**Exercise details**
Set down all of the data that follows word for word, without the images.

**Records provided**

########

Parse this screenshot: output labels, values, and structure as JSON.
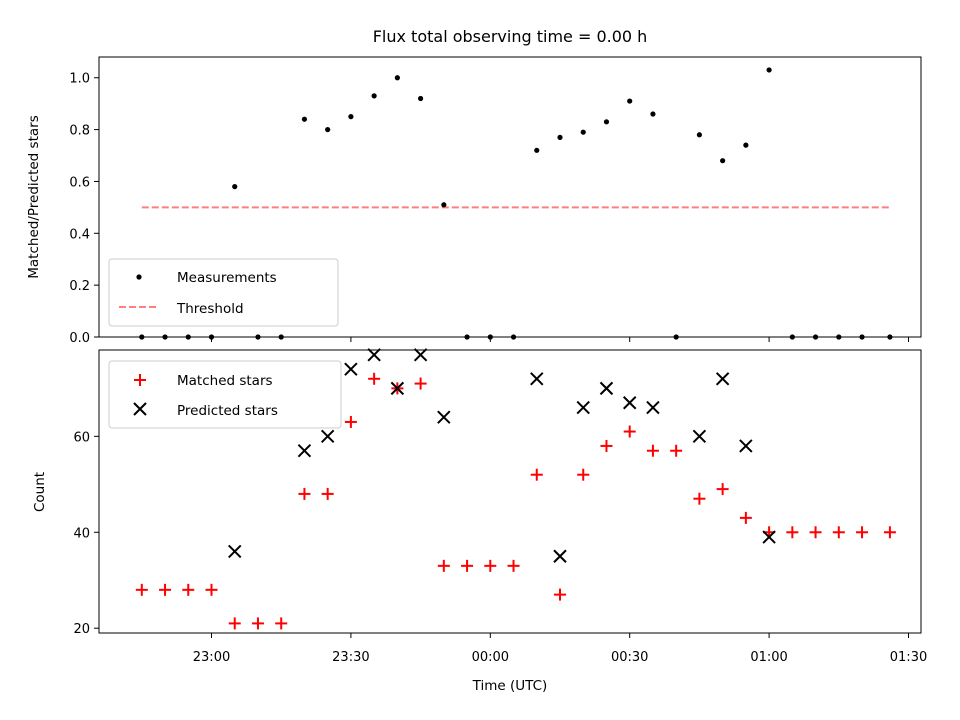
{
  "chart_data": [
    {
      "type": "scatter",
      "title": "Flux total observing time = 0.00 h",
      "xlabel": "",
      "ylabel": "Matched/Predicted stars",
      "ylim": [
        0,
        1.08
      ],
      "yticks": [
        "0.0",
        "0.2",
        "0.4",
        "0.6",
        "0.8",
        "1.0"
      ],
      "ytick_values": [
        0,
        0.2,
        0.4,
        0.6,
        0.8,
        1.0
      ],
      "legend_position": "lower-left",
      "series": [
        {
          "name": "Measurements",
          "marker": "dot",
          "color": "#000000",
          "x": [
            "22:45",
            "22:50",
            "22:55",
            "23:00",
            "23:05",
            "23:10",
            "23:15",
            "23:20",
            "23:25",
            "23:30",
            "23:35",
            "23:40",
            "23:45",
            "23:50",
            "23:55",
            "00:00",
            "00:05",
            "00:10",
            "00:15",
            "00:20",
            "00:25",
            "00:30",
            "00:35",
            "00:40",
            "00:45",
            "00:50",
            "00:55",
            "01:00",
            "01:05",
            "01:10",
            "01:15",
            "01:20",
            "01:26"
          ],
          "y": [
            0,
            0,
            0,
            0,
            0.58,
            0,
            0,
            0.84,
            0.8,
            0.85,
            0.93,
            1.0,
            0.92,
            0.51,
            0,
            0,
            0,
            0.72,
            0.77,
            0.79,
            0.83,
            0.91,
            0.86,
            0,
            0.78,
            0.68,
            0.74,
            1.03,
            0,
            0,
            0,
            0,
            0
          ]
        },
        {
          "name": "Threshold",
          "style": "dashed",
          "color": "#ff7f7f",
          "x": [
            "22:45",
            "01:26"
          ],
          "y": [
            0.5,
            0.5
          ]
        }
      ]
    },
    {
      "type": "scatter",
      "title": "",
      "xlabel": "Time (UTC)",
      "ylabel": "Count",
      "ylim": [
        19,
        78
      ],
      "yticks": [
        "20",
        "40",
        "60"
      ],
      "ytick_values": [
        20,
        40,
        60
      ],
      "xticks": [
        "23:00",
        "23:30",
        "00:00",
        "00:30",
        "01:00",
        "01:30"
      ],
      "legend_position": "upper-left",
      "series": [
        {
          "name": "Matched stars",
          "marker": "plus",
          "color": "#ff0000",
          "x": [
            "22:45",
            "22:50",
            "22:55",
            "23:00",
            "23:05",
            "23:10",
            "23:15",
            "23:20",
            "23:25",
            "23:30",
            "23:35",
            "23:40",
            "23:45",
            "23:50",
            "23:55",
            "00:00",
            "00:05",
            "00:10",
            "00:15",
            "00:20",
            "00:25",
            "00:30",
            "00:35",
            "00:40",
            "00:45",
            "00:50",
            "00:55",
            "01:00",
            "01:05",
            "01:10",
            "01:15",
            "01:20",
            "01:26"
          ],
          "y": [
            28,
            28,
            28,
            28,
            21,
            21,
            21,
            48,
            48,
            63,
            72,
            70,
            71,
            33,
            33,
            33,
            33,
            52,
            27,
            52,
            58,
            61,
            57,
            57,
            47,
            49,
            43,
            40,
            40,
            40,
            40,
            40,
            40
          ]
        },
        {
          "name": "Predicted stars",
          "marker": "x",
          "color": "#000000",
          "x": [
            "23:05",
            "23:20",
            "23:25",
            "23:30",
            "23:35",
            "23:40",
            "23:45",
            "23:50",
            "00:10",
            "00:15",
            "00:20",
            "00:25",
            "00:30",
            "00:35",
            "00:45",
            "00:50",
            "00:55",
            "01:00"
          ],
          "y": [
            36,
            57,
            60,
            74,
            77,
            70,
            77,
            64,
            72,
            35,
            66,
            70,
            67,
            66,
            60,
            72,
            58,
            39
          ]
        }
      ]
    }
  ]
}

########

**Full answer**
Parse this screenshot: output labels, values, and structure as JSON.
{
  "chart_data": [
    {
      "type": "scatter",
      "title": "Flux total observing time = 0.00 h",
      "xlabel": "",
      "ylabel": "Matched/Predicted stars",
      "ylim": [
        0,
        1.08
      ],
      "yticks": [
        "0.0",
        "0.2",
        "0.4",
        "0.6",
        "0.8",
        "1.0"
      ],
      "ytick_values": [
        0,
        0.2,
        0.4,
        0.6,
        0.8,
        1.0
      ],
      "legend_position": "lower-left",
      "series": [
        {
          "name": "Measurements",
          "marker": "dot",
          "color": "#000000",
          "x": [
            "22:45",
            "22:50",
            "22:55",
            "23:00",
            "23:05",
            "23:10",
            "23:15",
            "23:20",
            "23:25",
            "23:30",
            "23:35",
            "23:40",
            "23:45",
            "23:50",
            "23:55",
            "00:00",
            "00:05",
            "00:10",
            "00:15",
            "00:20",
            "00:25",
            "00:30",
            "00:35",
            "00:40",
            "00:45",
            "00:50",
            "00:55",
            "01:00",
            "01:05",
            "01:10",
            "01:15",
            "01:20",
            "01:26"
          ],
          "y": [
            0,
            0,
            0,
            0,
            0.58,
            0,
            0,
            0.84,
            0.8,
            0.85,
            0.93,
            1.0,
            0.92,
            0.51,
            0,
            0,
            0,
            0.72,
            0.77,
            0.79,
            0.83,
            0.91,
            0.86,
            0,
            0.78,
            0.68,
            0.74,
            1.03,
            0,
            0,
            0,
            0,
            0
          ]
        },
        {
          "name": "Threshold",
          "style": "dashed",
          "color": "#ff7f7f",
          "x": [
            "22:45",
            "01:26"
          ],
          "y": [
            0.5,
            0.5
          ]
        }
      ]
    },
    {
      "type": "scatter",
      "title": "",
      "xlabel": "Time (UTC)",
      "ylabel": "Count",
      "ylim": [
        19,
        78
      ],
      "yticks": [
        "20",
        "40",
        "60"
      ],
      "ytick_values": [
        20,
        40,
        60
      ],
      "xticks": [
        "23:00",
        "23:30",
        "00:00",
        "00:30",
        "01:00",
        "01:30"
      ],
      "legend_position": "upper-left",
      "series": [
        {
          "name": "Matched stars",
          "marker": "plus",
          "color": "#ff0000",
          "x": [
            "22:45",
            "22:50",
            "22:55",
            "23:00",
            "23:05",
            "23:10",
            "23:15",
            "23:20",
            "23:25",
            "23:30",
            "23:35",
            "23:40",
            "23:45",
            "23:50",
            "23:55",
            "00:00",
            "00:05",
            "00:10",
            "00:15",
            "00:20",
            "00:25",
            "00:30",
            "00:35",
            "00:40",
            "00:45",
            "00:50",
            "00:55",
            "01:00",
            "01:05",
            "01:10",
            "01:15",
            "01:20",
            "01:26"
          ],
          "y": [
            28,
            28,
            28,
            28,
            21,
            21,
            21,
            48,
            48,
            63,
            72,
            70,
            71,
            33,
            33,
            33,
            33,
            52,
            27,
            52,
            58,
            61,
            57,
            57,
            47,
            49,
            43,
            40,
            40,
            40,
            40,
            40,
            40
          ]
        },
        {
          "name": "Predicted stars",
          "marker": "x",
          "color": "#000000",
          "x": [
            "23:05",
            "23:20",
            "23:25",
            "23:30",
            "23:35",
            "23:40",
            "23:45",
            "23:50",
            "00:10",
            "00:15",
            "00:20",
            "00:25",
            "00:30",
            "00:35",
            "00:45",
            "00:50",
            "00:55",
            "01:00"
          ],
          "y": [
            36,
            57,
            60,
            74,
            77,
            70,
            77,
            64,
            72,
            35,
            66,
            70,
            67,
            66,
            60,
            72,
            58,
            39
          ]
        }
      ]
    }
  ]
}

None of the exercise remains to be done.